▸ **DATA ROWS**
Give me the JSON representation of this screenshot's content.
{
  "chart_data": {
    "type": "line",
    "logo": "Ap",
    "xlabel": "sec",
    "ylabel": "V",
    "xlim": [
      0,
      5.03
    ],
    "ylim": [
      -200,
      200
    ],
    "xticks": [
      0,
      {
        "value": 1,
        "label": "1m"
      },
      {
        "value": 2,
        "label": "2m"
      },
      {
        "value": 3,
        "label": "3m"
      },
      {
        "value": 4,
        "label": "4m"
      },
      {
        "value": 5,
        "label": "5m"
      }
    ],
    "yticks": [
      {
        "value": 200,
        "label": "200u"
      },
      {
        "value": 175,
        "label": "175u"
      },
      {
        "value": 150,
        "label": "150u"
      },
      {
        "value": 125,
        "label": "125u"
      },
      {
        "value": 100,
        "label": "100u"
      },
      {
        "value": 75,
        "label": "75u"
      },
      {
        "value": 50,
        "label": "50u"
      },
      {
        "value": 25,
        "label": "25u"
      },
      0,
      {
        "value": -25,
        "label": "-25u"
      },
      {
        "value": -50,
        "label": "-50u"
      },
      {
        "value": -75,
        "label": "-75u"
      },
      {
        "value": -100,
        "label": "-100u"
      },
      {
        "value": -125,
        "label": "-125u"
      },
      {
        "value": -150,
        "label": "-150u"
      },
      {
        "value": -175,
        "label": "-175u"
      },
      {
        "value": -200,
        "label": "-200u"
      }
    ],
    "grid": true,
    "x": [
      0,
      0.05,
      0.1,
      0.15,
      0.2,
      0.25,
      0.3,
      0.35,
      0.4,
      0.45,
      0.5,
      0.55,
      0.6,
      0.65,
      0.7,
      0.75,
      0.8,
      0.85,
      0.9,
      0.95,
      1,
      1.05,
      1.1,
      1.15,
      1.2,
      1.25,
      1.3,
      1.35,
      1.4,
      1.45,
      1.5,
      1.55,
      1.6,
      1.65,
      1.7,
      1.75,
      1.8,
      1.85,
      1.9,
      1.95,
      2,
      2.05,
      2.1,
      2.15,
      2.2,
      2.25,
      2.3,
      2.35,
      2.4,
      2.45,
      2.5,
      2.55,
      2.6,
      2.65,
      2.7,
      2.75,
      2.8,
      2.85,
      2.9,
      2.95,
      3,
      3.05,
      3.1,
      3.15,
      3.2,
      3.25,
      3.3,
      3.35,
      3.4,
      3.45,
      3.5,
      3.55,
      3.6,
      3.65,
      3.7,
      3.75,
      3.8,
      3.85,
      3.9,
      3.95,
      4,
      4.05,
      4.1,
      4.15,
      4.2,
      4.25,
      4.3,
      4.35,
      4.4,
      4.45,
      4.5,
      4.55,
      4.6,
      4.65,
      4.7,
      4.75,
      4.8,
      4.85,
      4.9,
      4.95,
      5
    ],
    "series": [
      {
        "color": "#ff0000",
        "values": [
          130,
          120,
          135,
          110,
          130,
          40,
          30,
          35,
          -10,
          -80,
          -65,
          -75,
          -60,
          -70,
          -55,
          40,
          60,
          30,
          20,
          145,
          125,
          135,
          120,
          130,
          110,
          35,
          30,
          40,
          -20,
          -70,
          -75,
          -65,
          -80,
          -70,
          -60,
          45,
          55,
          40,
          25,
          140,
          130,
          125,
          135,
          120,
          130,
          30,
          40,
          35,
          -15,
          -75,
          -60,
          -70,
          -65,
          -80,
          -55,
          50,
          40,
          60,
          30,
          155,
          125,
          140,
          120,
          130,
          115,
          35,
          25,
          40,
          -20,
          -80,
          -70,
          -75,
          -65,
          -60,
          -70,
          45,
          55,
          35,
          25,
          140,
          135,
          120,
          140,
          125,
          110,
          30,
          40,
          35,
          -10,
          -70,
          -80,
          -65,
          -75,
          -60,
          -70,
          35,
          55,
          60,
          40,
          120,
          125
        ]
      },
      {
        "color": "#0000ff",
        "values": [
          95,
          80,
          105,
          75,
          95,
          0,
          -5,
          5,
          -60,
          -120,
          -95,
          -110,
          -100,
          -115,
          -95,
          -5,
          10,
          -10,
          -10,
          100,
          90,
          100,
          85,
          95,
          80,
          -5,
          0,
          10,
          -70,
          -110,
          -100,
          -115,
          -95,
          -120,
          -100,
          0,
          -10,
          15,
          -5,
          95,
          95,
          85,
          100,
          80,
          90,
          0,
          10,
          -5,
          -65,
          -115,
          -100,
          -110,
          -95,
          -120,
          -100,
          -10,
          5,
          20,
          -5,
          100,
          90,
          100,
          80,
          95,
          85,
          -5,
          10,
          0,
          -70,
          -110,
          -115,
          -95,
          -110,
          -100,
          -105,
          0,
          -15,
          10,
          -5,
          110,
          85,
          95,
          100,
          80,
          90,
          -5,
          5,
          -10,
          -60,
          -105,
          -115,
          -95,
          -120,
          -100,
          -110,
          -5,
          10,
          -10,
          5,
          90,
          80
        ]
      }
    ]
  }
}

▸ **PROBLEM REQUIREMENTS**
Repeat each record in full; every line must match exactly.

▸ **THE RESULT**
Give me the JSON representation of this screenshot's content.
{
  "chart_data": {
    "type": "line",
    "logo": "Ap",
    "xlabel": "sec",
    "ylabel": "V",
    "xlim": [
      0,
      5.03
    ],
    "ylim": [
      -200,
      200
    ],
    "xticks": [
      0,
      {
        "value": 1,
        "label": "1m"
      },
      {
        "value": 2,
        "label": "2m"
      },
      {
        "value": 3,
        "label": "3m"
      },
      {
        "value": 4,
        "label": "4m"
      },
      {
        "value": 5,
        "label": "5m"
      }
    ],
    "yticks": [
      {
        "value": 200,
        "label": "200u"
      },
      {
        "value": 175,
        "label": "175u"
      },
      {
        "value": 150,
        "label": "150u"
      },
      {
        "value": 125,
        "label": "125u"
      },
      {
        "value": 100,
        "label": "100u"
      },
      {
        "value": 75,
        "label": "75u"
      },
      {
        "value": 50,
        "label": "50u"
      },
      {
        "value": 25,
        "label": "25u"
      },
      0,
      {
        "value": -25,
        "label": "-25u"
      },
      {
        "value": -50,
        "label": "-50u"
      },
      {
        "value": -75,
        "label": "-75u"
      },
      {
        "value": -100,
        "label": "-100u"
      },
      {
        "value": -125,
        "label": "-125u"
      },
      {
        "value": -150,
        "label": "-150u"
      },
      {
        "value": -175,
        "label": "-175u"
      },
      {
        "value": -200,
        "label": "-200u"
      }
    ],
    "grid": true,
    "x": [
      0,
      0.05,
      0.1,
      0.15,
      0.2,
      0.25,
      0.3,
      0.35,
      0.4,
      0.45,
      0.5,
      0.55,
      0.6,
      0.65,
      0.7,
      0.75,
      0.8,
      0.85,
      0.9,
      0.95,
      1,
      1.05,
      1.1,
      1.15,
      1.2,
      1.25,
      1.3,
      1.35,
      1.4,
      1.45,
      1.5,
      1.55,
      1.6,
      1.65,
      1.7,
      1.75,
      1.8,
      1.85,
      1.9,
      1.95,
      2,
      2.05,
      2.1,
      2.15,
      2.2,
      2.25,
      2.3,
      2.35,
      2.4,
      2.45,
      2.5,
      2.55,
      2.6,
      2.65,
      2.7,
      2.75,
      2.8,
      2.85,
      2.9,
      2.95,
      3,
      3.05,
      3.1,
      3.15,
      3.2,
      3.25,
      3.3,
      3.35,
      3.4,
      3.45,
      3.5,
      3.55,
      3.6,
      3.65,
      3.7,
      3.75,
      3.8,
      3.85,
      3.9,
      3.95,
      4,
      4.05,
      4.1,
      4.15,
      4.2,
      4.25,
      4.3,
      4.35,
      4.4,
      4.45,
      4.5,
      4.55,
      4.6,
      4.65,
      4.7,
      4.75,
      4.8,
      4.85,
      4.9,
      4.95,
      5
    ],
    "series": [
      {
        "color": "#ff0000",
        "values": [
          130,
          120,
          135,
          110,
          130,
          40,
          30,
          35,
          -10,
          -80,
          -65,
          -75,
          -60,
          -70,
          -55,
          40,
          60,
          30,
          20,
          145,
          125,
          135,
          120,
          130,
          110,
          35,
          30,
          40,
          -20,
          -70,
          -75,
          -65,
          -80,
          -70,
          -60,
          45,
          55,
          40,
          25,
          140,
          130,
          125,
          135,
          120,
          130,
          30,
          40,
          35,
          -15,
          -75,
          -60,
          -70,
          -65,
          -80,
          -55,
          50,
          40,
          60,
          30,
          155,
          125,
          140,
          120,
          130,
          115,
          35,
          25,
          40,
          -20,
          -80,
          -70,
          -75,
          -65,
          -60,
          -70,
          45,
          55,
          35,
          25,
          140,
          135,
          120,
          140,
          125,
          110,
          30,
          40,
          35,
          -10,
          -70,
          -80,
          -65,
          -75,
          -60,
          -70,
          35,
          55,
          60,
          40,
          120,
          125
        ]
      },
      {
        "color": "#0000ff",
        "values": [
          95,
          80,
          105,
          75,
          95,
          0,
          -5,
          5,
          -60,
          -120,
          -95,
          -110,
          -100,
          -115,
          -95,
          -5,
          10,
          -10,
          -10,
          100,
          90,
          100,
          85,
          95,
          80,
          -5,
          0,
          10,
          -70,
          -110,
          -100,
          -115,
          -95,
          -120,
          -100,
          0,
          -10,
          15,
          -5,
          95,
          95,
          85,
          100,
          80,
          90,
          0,
          10,
          -5,
          -65,
          -115,
          -100,
          -110,
          -95,
          -120,
          -100,
          -10,
          5,
          20,
          -5,
          100,
          90,
          100,
          80,
          95,
          85,
          -5,
          10,
          0,
          -70,
          -110,
          -115,
          -95,
          -110,
          -100,
          -105,
          0,
          -15,
          10,
          -5,
          110,
          85,
          95,
          100,
          80,
          90,
          -5,
          5,
          -10,
          -60,
          -105,
          -115,
          -95,
          -120,
          -100,
          -110,
          -5,
          10,
          -10,
          5,
          90,
          80
        ]
      }
    ]
  }
}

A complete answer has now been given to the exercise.